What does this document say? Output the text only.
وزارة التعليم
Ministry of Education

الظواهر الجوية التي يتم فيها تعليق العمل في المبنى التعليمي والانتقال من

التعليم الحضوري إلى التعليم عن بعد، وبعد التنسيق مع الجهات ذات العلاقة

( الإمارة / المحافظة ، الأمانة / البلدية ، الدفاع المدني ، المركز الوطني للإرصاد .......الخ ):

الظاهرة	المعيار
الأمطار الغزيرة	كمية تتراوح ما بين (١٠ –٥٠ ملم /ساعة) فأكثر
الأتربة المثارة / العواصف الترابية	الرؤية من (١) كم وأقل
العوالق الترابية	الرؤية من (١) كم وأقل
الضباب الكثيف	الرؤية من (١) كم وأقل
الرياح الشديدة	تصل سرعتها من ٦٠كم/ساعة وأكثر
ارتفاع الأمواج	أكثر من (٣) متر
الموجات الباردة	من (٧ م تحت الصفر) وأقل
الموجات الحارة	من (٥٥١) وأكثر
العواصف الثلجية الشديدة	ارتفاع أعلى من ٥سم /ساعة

• **GOAL**: Only the number is required: the count of lines containing the word "الرؤية".

• **SOLUTION TO THIS EXERCISE**: 3